- **Task goal**
In the listing that follows, count each line containing the string "ylabel" and report only the count.

Figure dataset records
+===+

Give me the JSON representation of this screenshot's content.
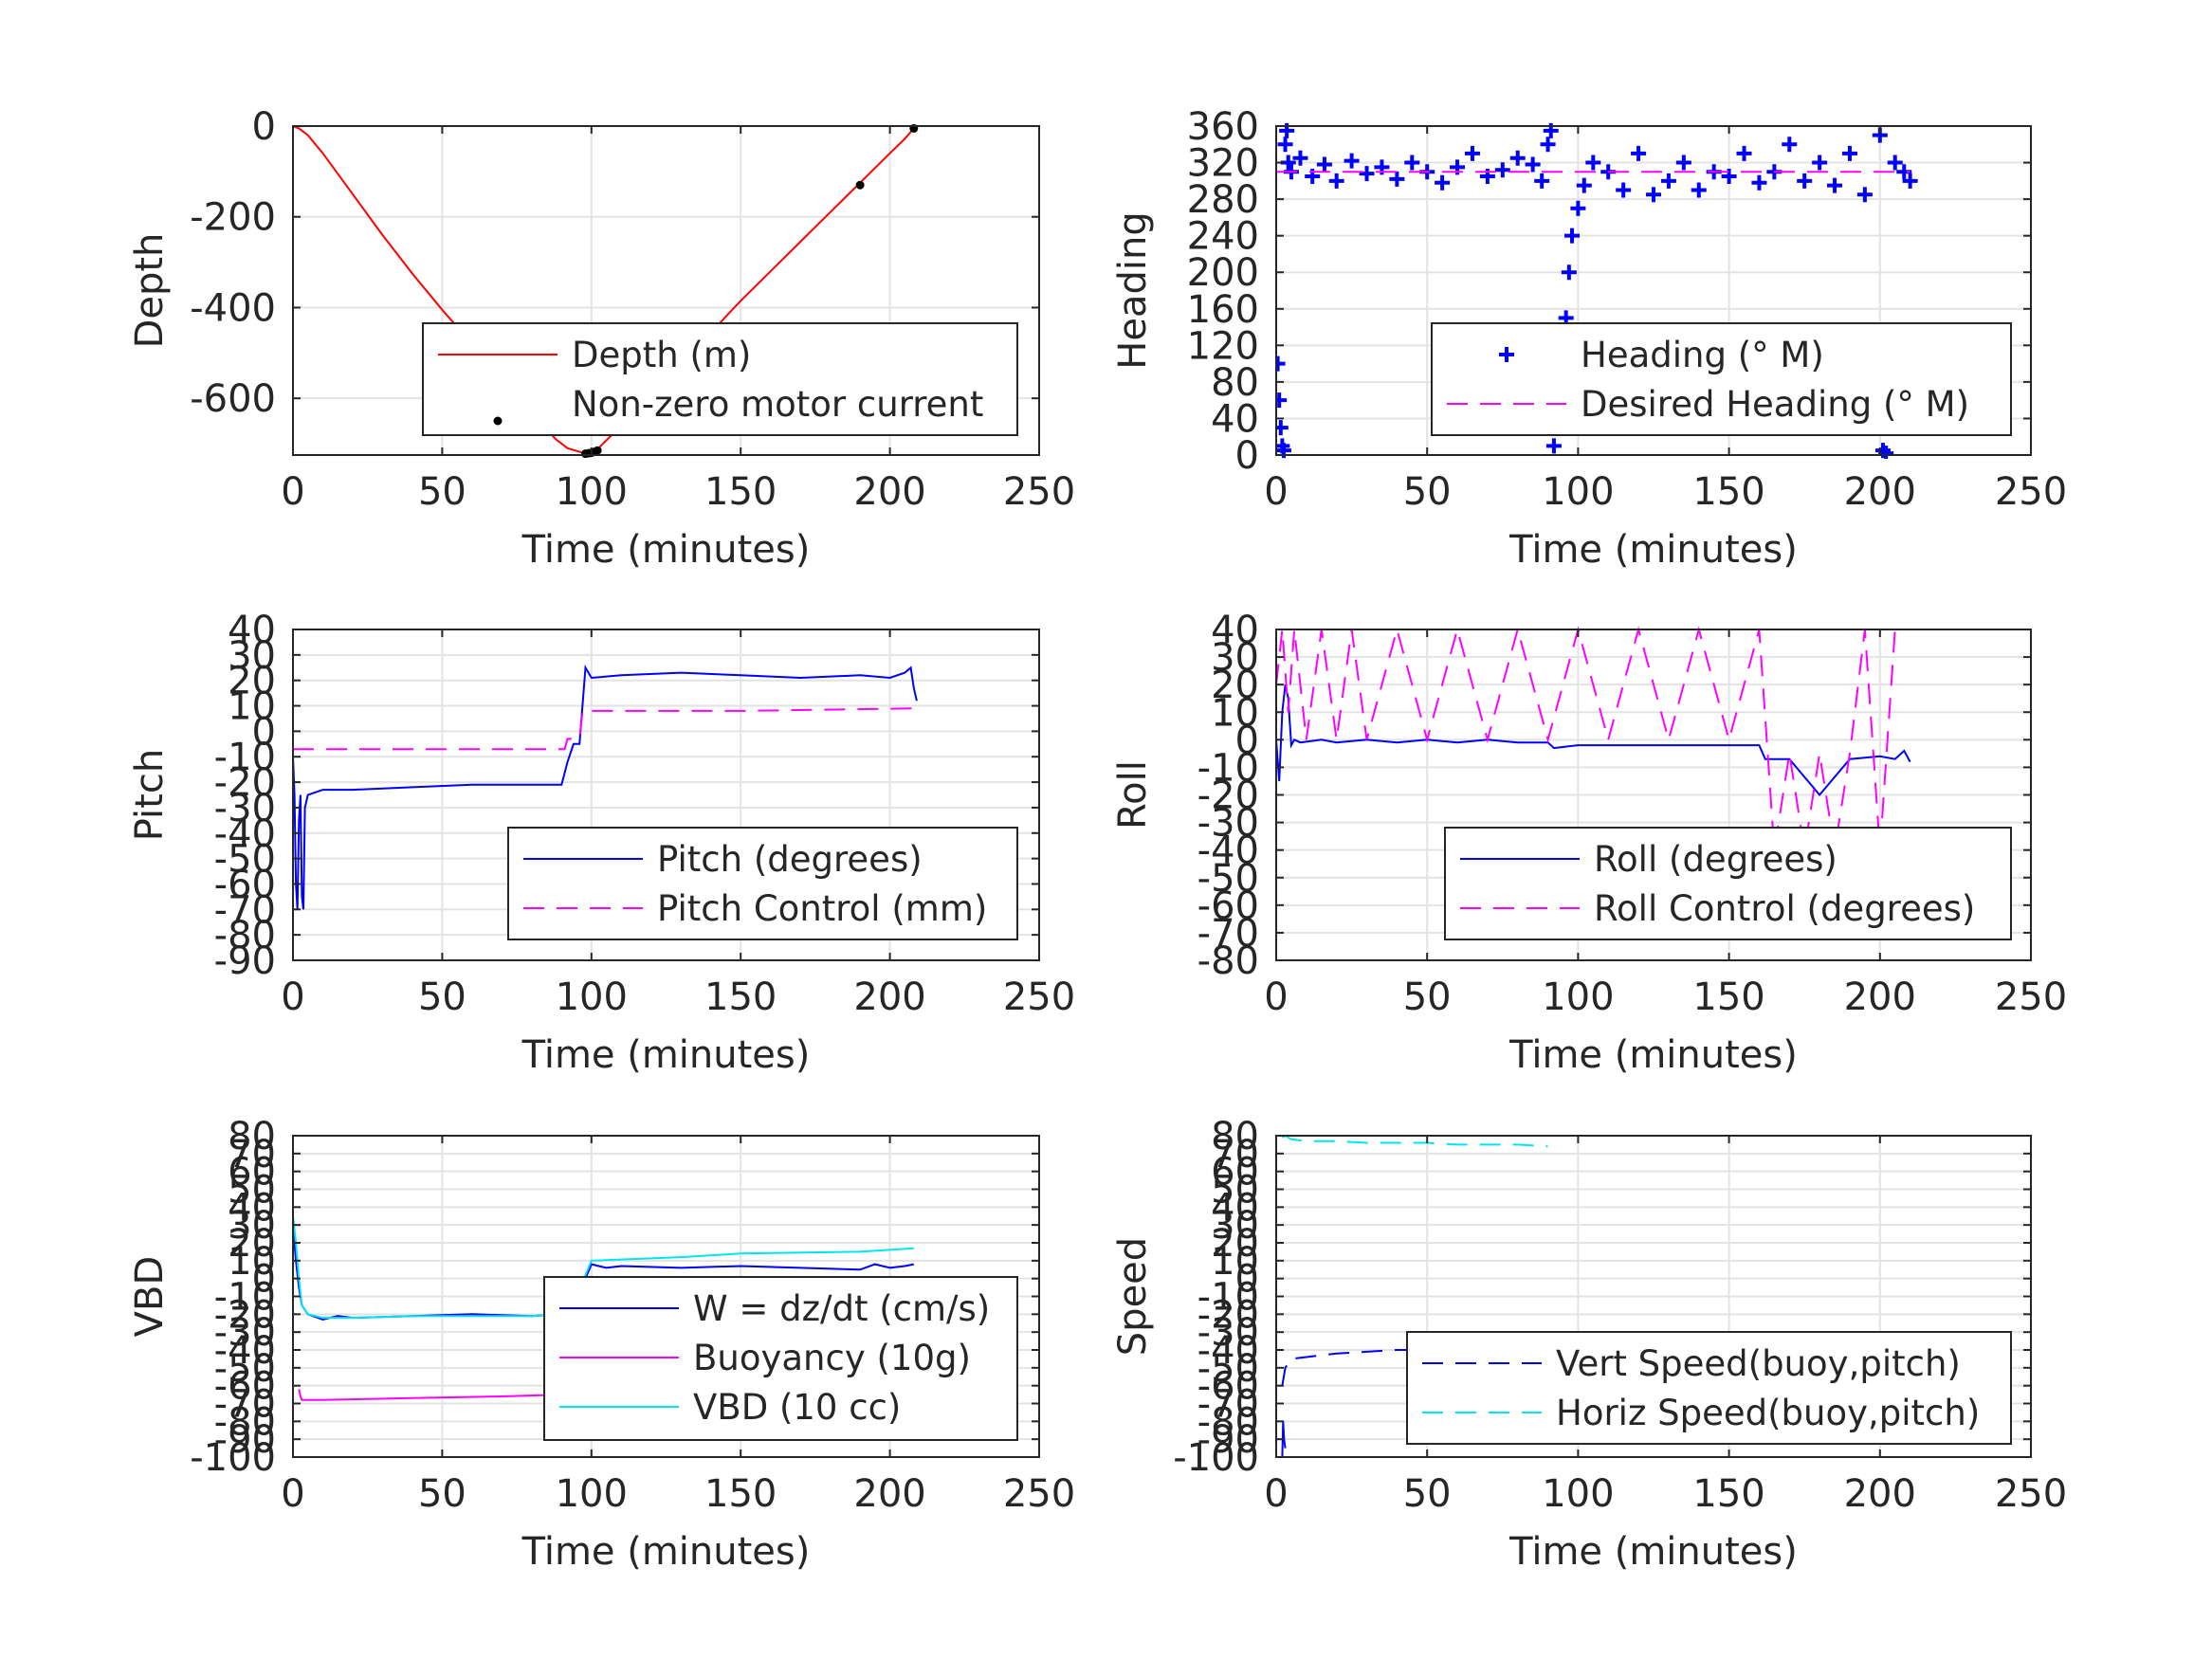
{
  "figure": {
    "background": "#ffffff"
  },
  "chart_data": [
    {
      "id": "depth",
      "type": "line",
      "xlabel": "Time (minutes)",
      "ylabel": "Depth",
      "xlim": [
        0,
        250
      ],
      "ylim": [
        -725,
        0
      ],
      "xticks": [
        0,
        50,
        100,
        150,
        200,
        250
      ],
      "yticks": [
        0,
        -200,
        -400,
        -600
      ],
      "ytick_labels": [
        "0",
        "-200",
        "-400",
        "-600"
      ],
      "grid": true,
      "legend_position": "lower-right",
      "series": [
        {
          "name": "Depth (m)",
          "style": "solid",
          "marker": "none",
          "color": "#ff0000",
          "x": [
            0,
            2,
            5,
            10,
            20,
            30,
            40,
            50,
            60,
            70,
            80,
            88,
            92,
            96,
            98,
            100,
            102,
            110,
            120,
            130,
            140,
            150,
            160,
            170,
            180,
            190,
            200,
            205,
            208
          ],
          "y": [
            0,
            -5,
            -20,
            -60,
            -150,
            -240,
            -325,
            -405,
            -480,
            -555,
            -630,
            -690,
            -710,
            -718,
            -722,
            -720,
            -712,
            -660,
            -590,
            -520,
            -455,
            -385,
            -320,
            -255,
            -190,
            -125,
            -60,
            -28,
            -5
          ]
        },
        {
          "name": "Non-zero motor current",
          "style": "none",
          "marker": "dot",
          "color": "#000000",
          "x": [
            98,
            99,
            100,
            101,
            102,
            128,
            142,
            190,
            208
          ],
          "y": [
            -722,
            -721,
            -720,
            -718,
            -715,
            -535,
            -455,
            -130,
            -5
          ]
        }
      ]
    },
    {
      "id": "heading",
      "type": "scatter",
      "xlabel": "Time (minutes)",
      "ylabel": "Heading",
      "xlim": [
        0,
        250
      ],
      "ylim": [
        0,
        360
      ],
      "xticks": [
        0,
        50,
        100,
        150,
        200,
        250
      ],
      "yticks": [
        0,
        40,
        80,
        120,
        160,
        200,
        240,
        280,
        320,
        360
      ],
      "ytick_labels": [
        "0",
        "40",
        "80",
        "120",
        "160",
        "200",
        "240",
        "280",
        "320",
        "360"
      ],
      "grid": true,
      "legend_position": "lower-right",
      "series": [
        {
          "name": "Heading (° M)",
          "style": "none",
          "marker": "plus",
          "color": "#0000ff",
          "x": [
            0.5,
            1,
            1.5,
            2,
            2.5,
            3,
            3.5,
            4,
            5,
            8,
            12,
            16,
            20,
            25,
            30,
            35,
            40,
            45,
            50,
            55,
            60,
            65,
            70,
            75,
            80,
            85,
            88,
            90,
            91,
            92,
            93,
            94,
            95,
            96,
            97,
            98,
            100,
            102,
            105,
            110,
            115,
            120,
            125,
            130,
            135,
            140,
            145,
            150,
            155,
            160,
            165,
            170,
            175,
            180,
            185,
            190,
            195,
            200,
            201,
            202,
            205,
            208,
            210
          ],
          "y": [
            100,
            60,
            30,
            10,
            5,
            340,
            355,
            320,
            310,
            325,
            305,
            318,
            300,
            322,
            308,
            315,
            302,
            320,
            310,
            298,
            315,
            330,
            305,
            312,
            325,
            318,
            300,
            340,
            355,
            10,
            30,
            60,
            100,
            150,
            200,
            240,
            270,
            295,
            320,
            310,
            290,
            330,
            285,
            300,
            320,
            290,
            310,
            305,
            330,
            298,
            310,
            340,
            300,
            320,
            295,
            330,
            285,
            350,
            5,
            2,
            320,
            310,
            300
          ]
        },
        {
          "name": "Desired Heading (° M)",
          "style": "dashed",
          "marker": "none",
          "color": "#ff00ff",
          "x": [
            0,
            210
          ],
          "y": [
            310,
            310
          ]
        }
      ]
    },
    {
      "id": "pitch",
      "type": "line",
      "xlabel": "Time (minutes)",
      "ylabel": "Pitch",
      "xlim": [
        0,
        250
      ],
      "ylim": [
        -90,
        40
      ],
      "xticks": [
        0,
        50,
        100,
        150,
        200,
        250
      ],
      "yticks": [
        40,
        30,
        20,
        10,
        0,
        -10,
        -20,
        -30,
        -40,
        -50,
        -60,
        -70,
        -80,
        -90
      ],
      "ytick_labels": [
        "40",
        "30",
        "20",
        "10",
        "0",
        "-10",
        "-20",
        "-30",
        "-40",
        "-50",
        "-60",
        "-70",
        "-80",
        "-90"
      ],
      "grid": true,
      "legend_position": "lower-right",
      "series": [
        {
          "name": "Pitch (degrees)",
          "style": "solid",
          "marker": "none",
          "color": "#0000ff",
          "x": [
            0,
            0.5,
            1,
            1.5,
            2,
            2.5,
            3,
            3.5,
            4,
            5,
            10,
            20,
            40,
            60,
            80,
            90,
            92,
            94,
            96,
            98,
            100,
            110,
            130,
            150,
            170,
            190,
            200,
            205,
            207,
            208,
            209
          ],
          "y": [
            -10,
            -25,
            -60,
            -70,
            -35,
            -25,
            -65,
            -70,
            -30,
            -25,
            -23,
            -23,
            -22,
            -21,
            -21,
            -21,
            -12,
            -5,
            -5,
            25,
            21,
            22,
            23,
            22,
            21,
            22,
            21,
            23,
            25,
            17,
            12
          ]
        },
        {
          "name": "Pitch Control (mm)",
          "style": "dashed",
          "marker": "none",
          "color": "#ff00ff",
          "x": [
            0,
            91,
            92,
            96,
            97,
            150,
            209
          ],
          "y": [
            -7,
            -7,
            -3,
            -3,
            8,
            8,
            9
          ]
        }
      ]
    },
    {
      "id": "roll",
      "type": "line",
      "xlabel": "Time (minutes)",
      "ylabel": "Roll",
      "xlim": [
        0,
        250
      ],
      "ylim": [
        -80,
        40
      ],
      "xticks": [
        0,
        50,
        100,
        150,
        200,
        250
      ],
      "yticks": [
        40,
        30,
        20,
        10,
        0,
        -10,
        -20,
        -30,
        -40,
        -50,
        -60,
        -70,
        -80
      ],
      "ytick_labels": [
        "40",
        "30",
        "20",
        "10",
        "0",
        "-10",
        "-20",
        "-30",
        "-40",
        "-50",
        "-60",
        "-70",
        "-80"
      ],
      "grid": true,
      "legend_position": "lower-right",
      "series": [
        {
          "name": "Roll (degrees)",
          "style": "solid",
          "marker": "none",
          "color": "#0000ff",
          "x": [
            0,
            1,
            2,
            3,
            4,
            5,
            6,
            8,
            15,
            20,
            30,
            40,
            50,
            60,
            70,
            80,
            90,
            92,
            100,
            120,
            140,
            160,
            162,
            170,
            180,
            190,
            200,
            205,
            208,
            210
          ],
          "y": [
            0,
            -15,
            10,
            20,
            15,
            -2,
            0,
            -1,
            0,
            -1,
            0,
            -1,
            0,
            -1,
            0,
            -1,
            -1,
            -3,
            -2,
            -2,
            -2,
            -2,
            -7,
            -7,
            -20,
            -7,
            -6,
            -7,
            -4,
            -8
          ]
        },
        {
          "name": "Roll Control (degrees)",
          "style": "dashed",
          "marker": "none",
          "color": "#ff00ff",
          "x": [
            0,
            2,
            4,
            6,
            10,
            15,
            20,
            25,
            30,
            40,
            50,
            60,
            70,
            80,
            90,
            100,
            110,
            120,
            130,
            140,
            150,
            160,
            165,
            170,
            175,
            180,
            185,
            190,
            195,
            200,
            205
          ],
          "y": [
            20,
            40,
            10,
            40,
            0,
            40,
            0,
            40,
            0,
            40,
            0,
            40,
            0,
            40,
            0,
            40,
            0,
            40,
            0,
            40,
            0,
            40,
            -40,
            -5,
            -40,
            -5,
            -40,
            -5,
            40,
            -40,
            40
          ]
        }
      ]
    },
    {
      "id": "vbd",
      "type": "line",
      "xlabel": "Time (minutes)",
      "ylabel": "VBD",
      "xlim": [
        0,
        250
      ],
      "ylim": [
        -100,
        80
      ],
      "xticks": [
        0,
        50,
        100,
        150,
        200,
        250
      ],
      "yticks": [
        -100,
        -90,
        -80,
        -70,
        -60,
        -50,
        -40,
        -30,
        -20,
        -10,
        0,
        10,
        20,
        30,
        40,
        50,
        60,
        70,
        80
      ],
      "ytick_labels": [
        "-100",
        "-90",
        "-80",
        "-70",
        "-60",
        "-50",
        "-40",
        "-30",
        "-20",
        "-10",
        "0",
        "10",
        "20",
        "30",
        "40",
        "50",
        "60",
        "70",
        "80"
      ],
      "grid": true,
      "legend_position": "lower-right",
      "series": [
        {
          "name": "W = dz/dt (cm/s)",
          "style": "solid",
          "marker": "none",
          "color": "#0000ff",
          "x": [
            0,
            1,
            2,
            3,
            5,
            10,
            15,
            20,
            40,
            60,
            80,
            90,
            92,
            95,
            98,
            100,
            105,
            110,
            130,
            150,
            170,
            190,
            195,
            200,
            205,
            208
          ],
          "y": [
            30,
            10,
            -5,
            -15,
            -20,
            -23,
            -21,
            -22,
            -21,
            -20,
            -21,
            -20,
            -18,
            -10,
            0,
            8,
            6,
            7,
            6,
            7,
            6,
            5,
            8,
            6,
            7,
            8
          ]
        },
        {
          "name": "Buoyancy (10g)",
          "style": "solid",
          "marker": "none",
          "color": "#ff00ff",
          "x": [
            2,
            2.5,
            3,
            10,
            40,
            70,
            90
          ],
          "y": [
            -62,
            -66,
            -68,
            -68,
            -67,
            -66,
            -65
          ]
        },
        {
          "name": "VBD (10 cc)",
          "style": "solid",
          "marker": "none",
          "color": "#00e5ee",
          "x": [
            0,
            1,
            2,
            3,
            5,
            10,
            20,
            40,
            60,
            80,
            90,
            95,
            100,
            130,
            150,
            190,
            208
          ],
          "y": [
            35,
            20,
            0,
            -15,
            -20,
            -22,
            -22,
            -21,
            -21,
            -21,
            -20,
            -10,
            10,
            12,
            14,
            15,
            17
          ]
        }
      ]
    },
    {
      "id": "speed",
      "type": "line",
      "xlabel": "Time (minutes)",
      "ylabel": "Speed",
      "xlim": [
        0,
        250
      ],
      "ylim": [
        -100,
        80
      ],
      "xticks": [
        0,
        50,
        100,
        150,
        200,
        250
      ],
      "yticks": [
        -100,
        -90,
        -80,
        -70,
        -60,
        -50,
        -40,
        -30,
        -20,
        -10,
        0,
        10,
        20,
        30,
        40,
        50,
        60,
        70,
        80
      ],
      "ytick_labels": [
        "-100",
        "-90",
        "-80",
        "-70",
        "-60",
        "-50",
        "-40",
        "-30",
        "-20",
        "-10",
        "0",
        "10",
        "20",
        "30",
        "40",
        "50",
        "60",
        "70",
        "80"
      ],
      "grid": true,
      "legend_position": "lower-right",
      "series": [
        {
          "name": "Vert Speed(buoy,pitch)",
          "style": "dashed",
          "marker": "none",
          "color": "#0000ff",
          "x": [
            2,
            3,
            5,
            10,
            20,
            30,
            40,
            50,
            60,
            70,
            80,
            90
          ],
          "y": [
            -60,
            -50,
            -45,
            -44,
            -42,
            -41,
            -40,
            -40,
            -39,
            -39,
            -38,
            -38
          ]
        },
        {
          "name": "",
          "style": "solid",
          "marker": "none",
          "color": "#0000ff",
          "x": [
            2,
            2.3,
            2.6,
            3
          ],
          "y": [
            -100,
            -80,
            -90,
            -95
          ]
        },
        {
          "name": "Horiz Speed(buoy,pitch)",
          "style": "dashed",
          "marker": "none",
          "color": "#00e5ee",
          "x": [
            2,
            3,
            5,
            10,
            20,
            30,
            40,
            50,
            60,
            70,
            80,
            90
          ],
          "y": [
            79,
            80,
            78,
            77,
            77,
            76,
            76,
            76,
            75,
            75,
            75,
            74
          ]
        }
      ]
    }
  ]
}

+===+

- **Answer to the problem**
6